DESCRIPTION OF THE TASK. From the records below, copy every line that contains the word "image".

Extracted records.
* * * * * * *

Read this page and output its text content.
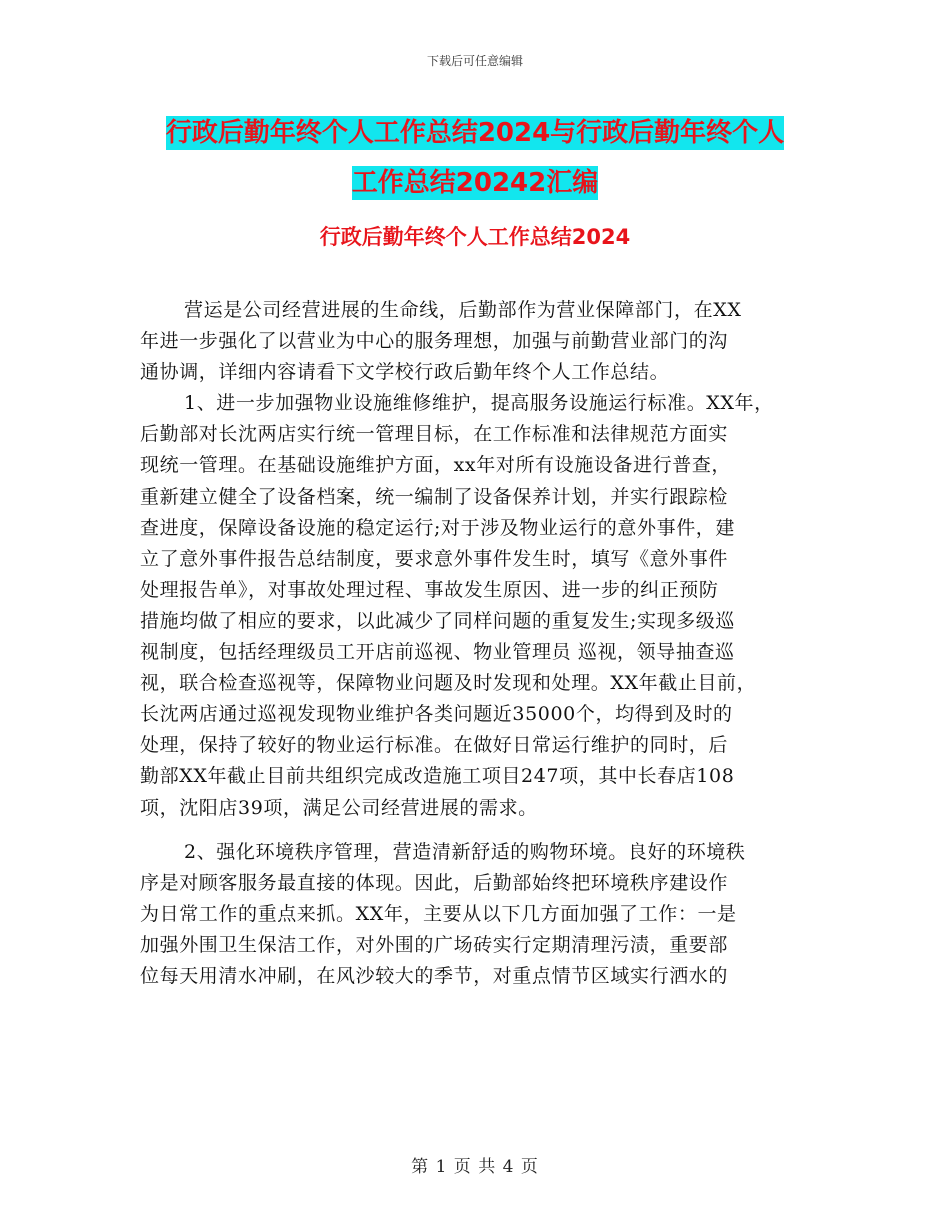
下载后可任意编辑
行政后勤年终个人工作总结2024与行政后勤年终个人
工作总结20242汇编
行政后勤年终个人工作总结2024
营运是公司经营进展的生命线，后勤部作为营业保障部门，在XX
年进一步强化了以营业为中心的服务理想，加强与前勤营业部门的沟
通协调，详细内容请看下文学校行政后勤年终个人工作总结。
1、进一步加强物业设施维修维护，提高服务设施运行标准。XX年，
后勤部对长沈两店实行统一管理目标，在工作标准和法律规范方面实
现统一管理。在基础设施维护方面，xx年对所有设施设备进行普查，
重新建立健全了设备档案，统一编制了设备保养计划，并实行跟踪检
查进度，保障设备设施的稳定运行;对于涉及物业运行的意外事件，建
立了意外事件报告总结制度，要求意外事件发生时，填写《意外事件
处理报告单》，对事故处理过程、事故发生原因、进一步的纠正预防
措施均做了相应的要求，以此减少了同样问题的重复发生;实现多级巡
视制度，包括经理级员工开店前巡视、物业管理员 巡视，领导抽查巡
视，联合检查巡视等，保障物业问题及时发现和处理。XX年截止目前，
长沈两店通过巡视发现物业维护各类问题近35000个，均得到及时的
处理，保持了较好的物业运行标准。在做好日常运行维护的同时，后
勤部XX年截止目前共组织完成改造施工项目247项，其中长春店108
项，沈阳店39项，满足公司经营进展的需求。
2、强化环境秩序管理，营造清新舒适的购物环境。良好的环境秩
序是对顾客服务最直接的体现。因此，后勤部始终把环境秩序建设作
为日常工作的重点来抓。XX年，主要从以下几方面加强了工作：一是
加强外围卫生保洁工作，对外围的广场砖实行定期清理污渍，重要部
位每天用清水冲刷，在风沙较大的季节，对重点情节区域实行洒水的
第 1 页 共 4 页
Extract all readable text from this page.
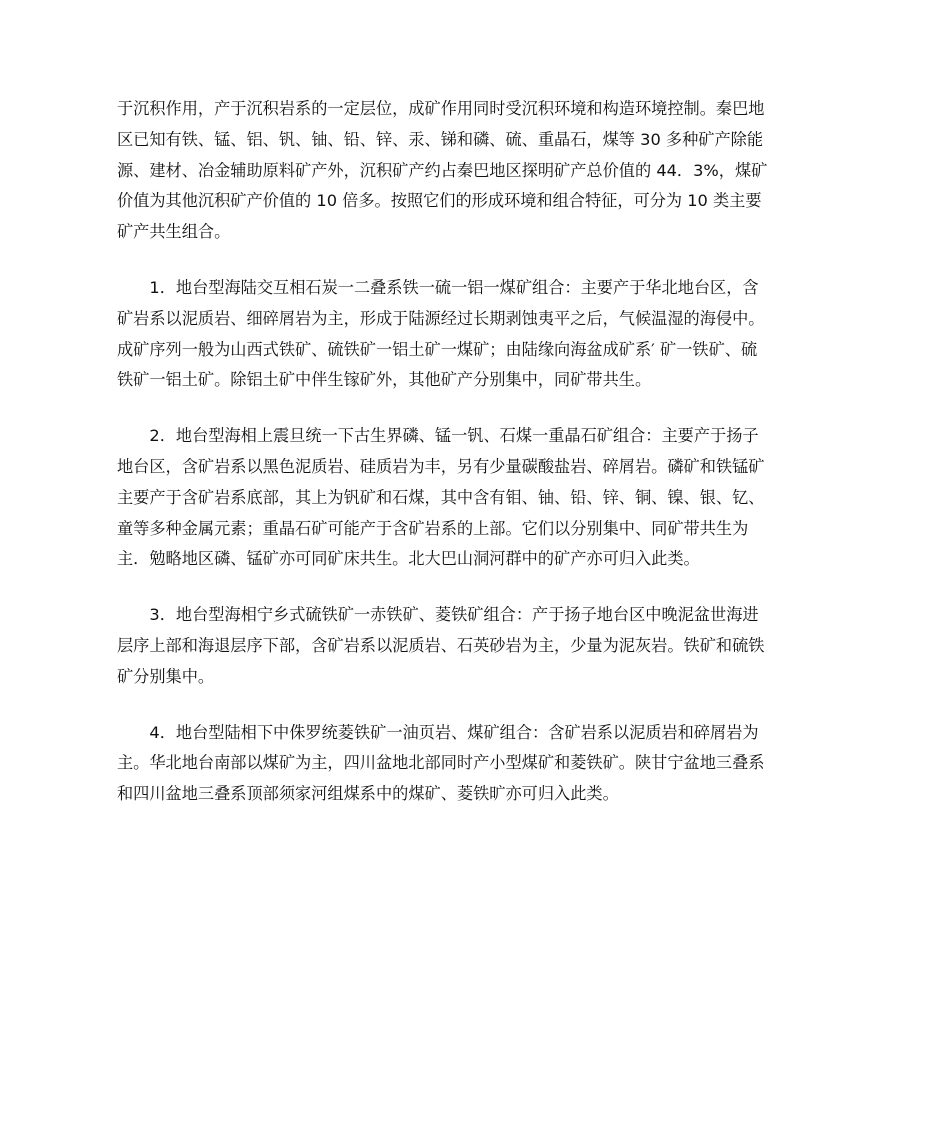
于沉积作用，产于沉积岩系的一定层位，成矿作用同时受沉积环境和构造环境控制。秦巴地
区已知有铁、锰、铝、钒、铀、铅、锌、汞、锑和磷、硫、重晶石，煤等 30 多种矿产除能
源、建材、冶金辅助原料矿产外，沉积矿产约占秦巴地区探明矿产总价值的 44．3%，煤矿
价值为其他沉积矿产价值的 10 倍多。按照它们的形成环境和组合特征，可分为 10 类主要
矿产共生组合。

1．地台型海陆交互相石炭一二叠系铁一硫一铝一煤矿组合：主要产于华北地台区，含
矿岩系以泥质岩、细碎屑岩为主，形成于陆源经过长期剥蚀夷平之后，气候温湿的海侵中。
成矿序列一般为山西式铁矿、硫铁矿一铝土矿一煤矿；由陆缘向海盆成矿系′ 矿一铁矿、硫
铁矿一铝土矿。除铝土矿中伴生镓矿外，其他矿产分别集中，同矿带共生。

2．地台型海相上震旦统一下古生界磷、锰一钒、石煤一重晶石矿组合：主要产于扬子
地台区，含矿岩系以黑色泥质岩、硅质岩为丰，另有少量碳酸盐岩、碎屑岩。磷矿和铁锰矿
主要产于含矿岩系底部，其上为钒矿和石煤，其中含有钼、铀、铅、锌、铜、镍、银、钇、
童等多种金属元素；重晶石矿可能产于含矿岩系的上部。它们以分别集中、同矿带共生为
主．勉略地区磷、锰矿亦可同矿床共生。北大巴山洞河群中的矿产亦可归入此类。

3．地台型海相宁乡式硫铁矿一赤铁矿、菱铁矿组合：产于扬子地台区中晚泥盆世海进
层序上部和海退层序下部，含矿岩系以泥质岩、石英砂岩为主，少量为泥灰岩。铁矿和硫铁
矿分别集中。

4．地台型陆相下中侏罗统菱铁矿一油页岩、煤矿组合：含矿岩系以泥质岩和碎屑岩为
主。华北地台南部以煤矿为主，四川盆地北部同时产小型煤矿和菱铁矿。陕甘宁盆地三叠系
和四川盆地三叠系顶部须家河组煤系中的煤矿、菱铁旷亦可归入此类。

* * * * * * *

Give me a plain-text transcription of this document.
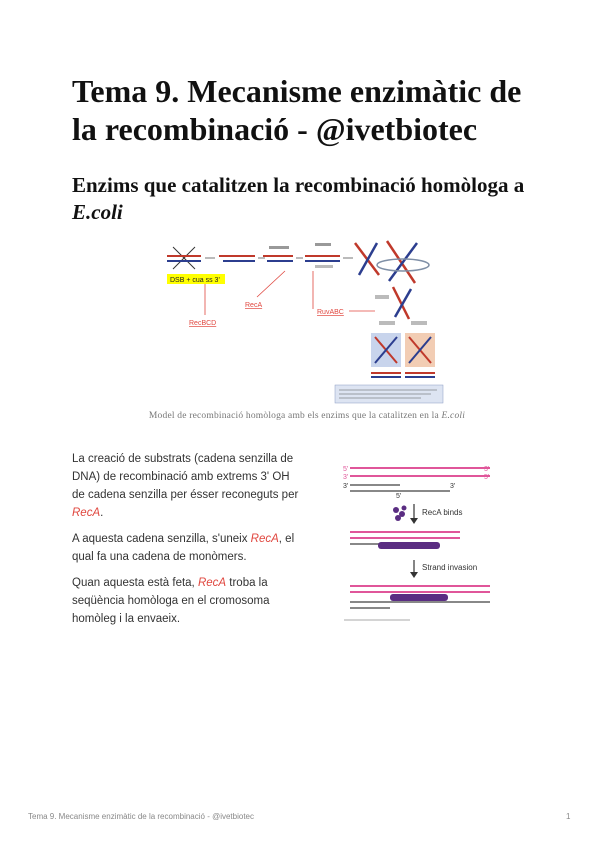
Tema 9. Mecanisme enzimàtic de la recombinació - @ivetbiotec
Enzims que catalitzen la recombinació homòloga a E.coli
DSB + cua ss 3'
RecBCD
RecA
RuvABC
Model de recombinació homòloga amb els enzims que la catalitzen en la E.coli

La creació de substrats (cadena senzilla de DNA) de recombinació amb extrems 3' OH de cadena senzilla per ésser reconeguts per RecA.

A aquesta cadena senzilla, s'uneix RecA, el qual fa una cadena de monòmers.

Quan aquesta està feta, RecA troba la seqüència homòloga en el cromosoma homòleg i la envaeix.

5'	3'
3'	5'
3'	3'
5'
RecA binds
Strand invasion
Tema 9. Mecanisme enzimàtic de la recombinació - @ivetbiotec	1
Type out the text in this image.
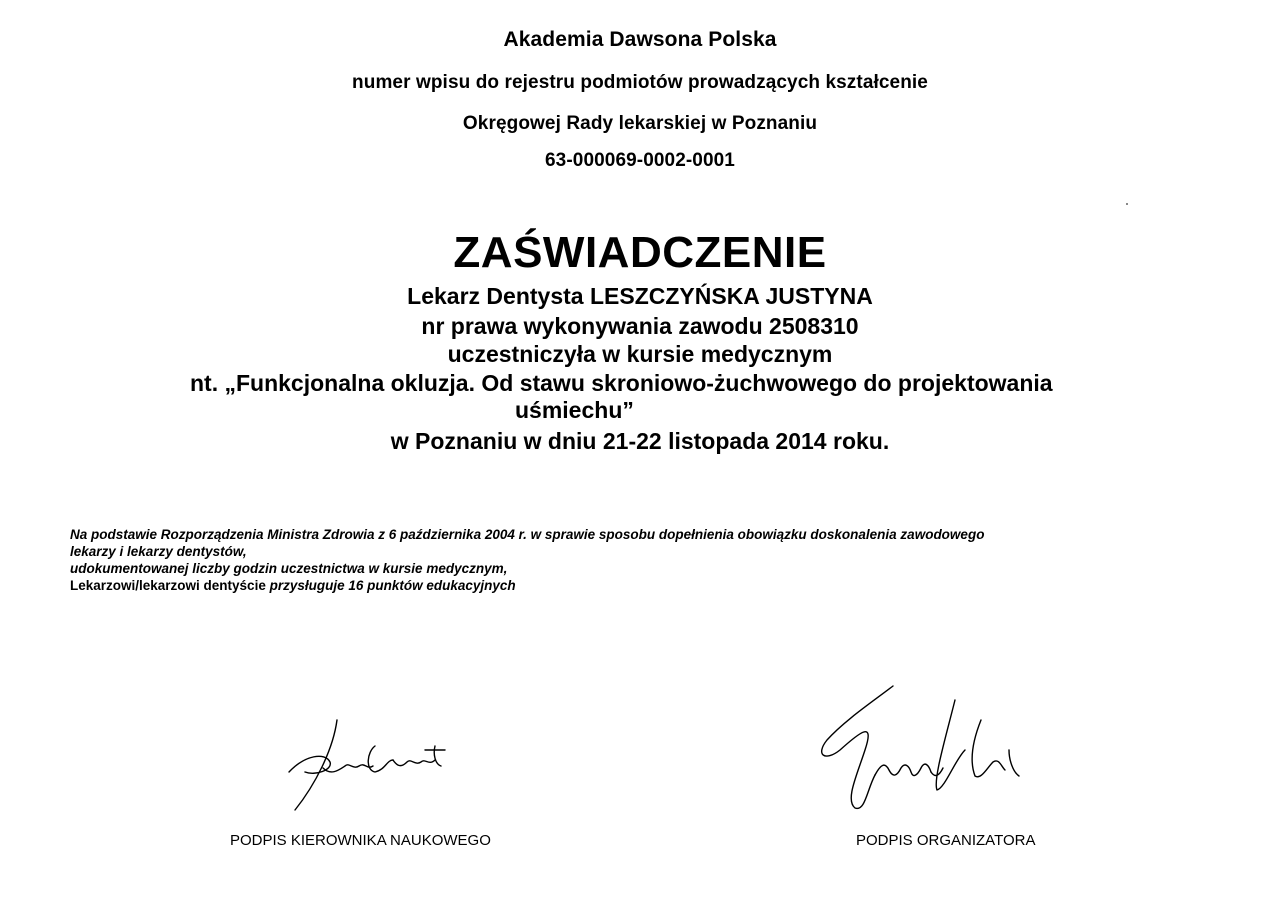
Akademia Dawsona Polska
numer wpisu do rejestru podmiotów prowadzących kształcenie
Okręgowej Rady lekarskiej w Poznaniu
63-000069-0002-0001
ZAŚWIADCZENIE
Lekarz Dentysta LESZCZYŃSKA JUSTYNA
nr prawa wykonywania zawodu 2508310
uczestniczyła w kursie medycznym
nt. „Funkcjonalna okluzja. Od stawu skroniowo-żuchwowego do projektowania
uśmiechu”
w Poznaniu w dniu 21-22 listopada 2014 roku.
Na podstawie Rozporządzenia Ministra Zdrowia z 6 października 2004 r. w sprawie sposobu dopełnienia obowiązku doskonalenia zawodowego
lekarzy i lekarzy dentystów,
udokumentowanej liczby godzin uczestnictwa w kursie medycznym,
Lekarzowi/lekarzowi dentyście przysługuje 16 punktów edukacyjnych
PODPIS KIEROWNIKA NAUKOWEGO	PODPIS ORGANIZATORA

* * * * * * *

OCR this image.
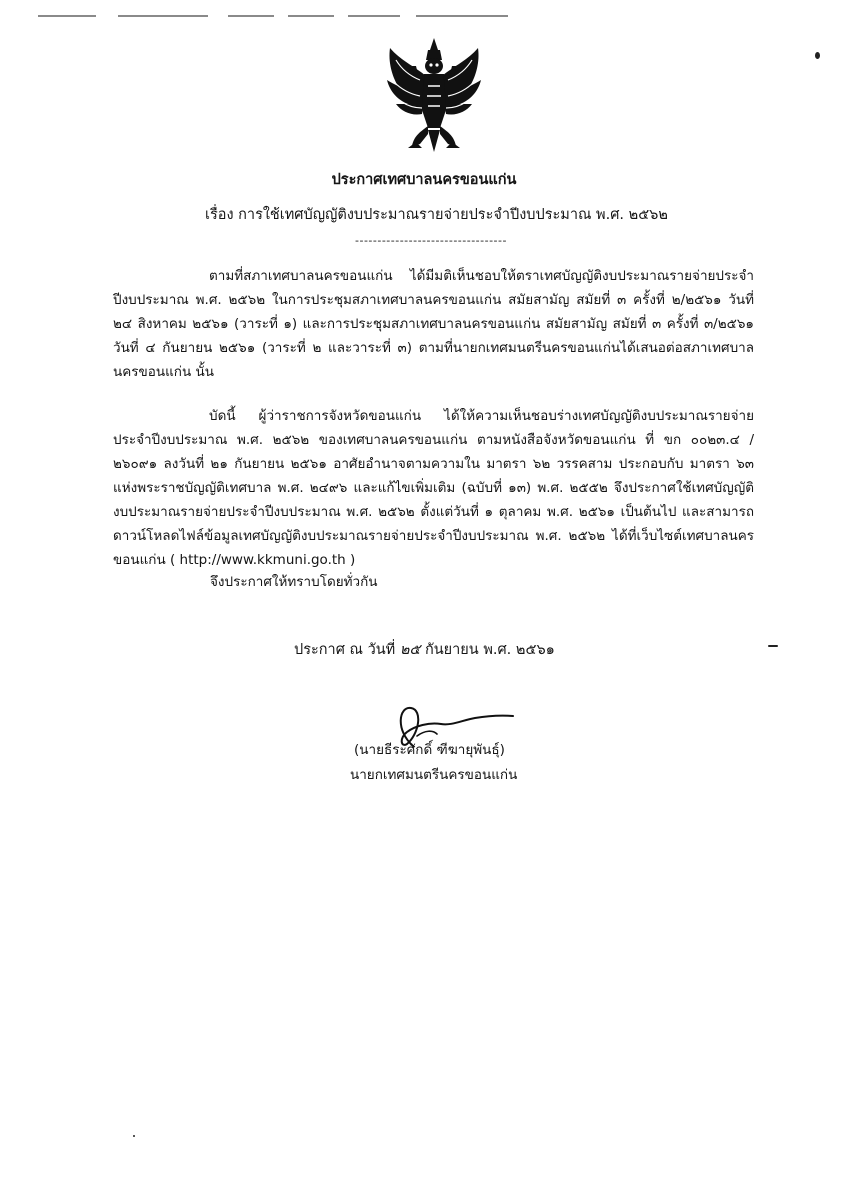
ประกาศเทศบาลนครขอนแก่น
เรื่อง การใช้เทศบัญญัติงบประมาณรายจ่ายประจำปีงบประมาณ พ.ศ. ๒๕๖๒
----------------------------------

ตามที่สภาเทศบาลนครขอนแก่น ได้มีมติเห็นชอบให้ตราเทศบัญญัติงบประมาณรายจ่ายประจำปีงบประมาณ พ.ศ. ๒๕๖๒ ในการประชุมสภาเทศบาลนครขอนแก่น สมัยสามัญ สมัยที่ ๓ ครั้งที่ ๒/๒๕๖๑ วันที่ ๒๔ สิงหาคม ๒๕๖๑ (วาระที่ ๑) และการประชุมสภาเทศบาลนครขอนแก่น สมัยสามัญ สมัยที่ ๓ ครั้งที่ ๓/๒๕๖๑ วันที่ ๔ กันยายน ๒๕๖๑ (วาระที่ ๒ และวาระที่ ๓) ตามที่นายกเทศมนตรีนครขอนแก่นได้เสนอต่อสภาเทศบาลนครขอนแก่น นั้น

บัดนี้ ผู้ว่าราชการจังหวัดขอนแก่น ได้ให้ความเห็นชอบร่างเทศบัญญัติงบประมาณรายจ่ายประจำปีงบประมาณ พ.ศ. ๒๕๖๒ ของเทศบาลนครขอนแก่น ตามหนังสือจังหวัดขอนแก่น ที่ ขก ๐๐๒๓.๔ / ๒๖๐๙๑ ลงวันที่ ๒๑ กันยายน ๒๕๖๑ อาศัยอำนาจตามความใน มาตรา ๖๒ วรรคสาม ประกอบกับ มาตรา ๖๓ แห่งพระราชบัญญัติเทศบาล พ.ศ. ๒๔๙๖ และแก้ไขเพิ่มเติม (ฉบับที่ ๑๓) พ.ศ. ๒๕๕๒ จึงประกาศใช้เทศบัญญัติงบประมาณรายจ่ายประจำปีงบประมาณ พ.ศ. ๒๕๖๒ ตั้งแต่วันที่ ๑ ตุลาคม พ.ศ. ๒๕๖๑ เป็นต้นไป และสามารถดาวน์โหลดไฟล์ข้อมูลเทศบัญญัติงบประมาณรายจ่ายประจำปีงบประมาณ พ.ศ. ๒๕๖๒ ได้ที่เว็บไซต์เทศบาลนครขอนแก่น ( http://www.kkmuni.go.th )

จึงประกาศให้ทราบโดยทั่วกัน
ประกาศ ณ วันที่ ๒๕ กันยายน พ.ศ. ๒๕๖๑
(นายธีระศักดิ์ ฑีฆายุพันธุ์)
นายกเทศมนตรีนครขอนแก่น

* * * * * * *

RESULT FOR THIS TASK.
Type out the text in this image.
OCR this image.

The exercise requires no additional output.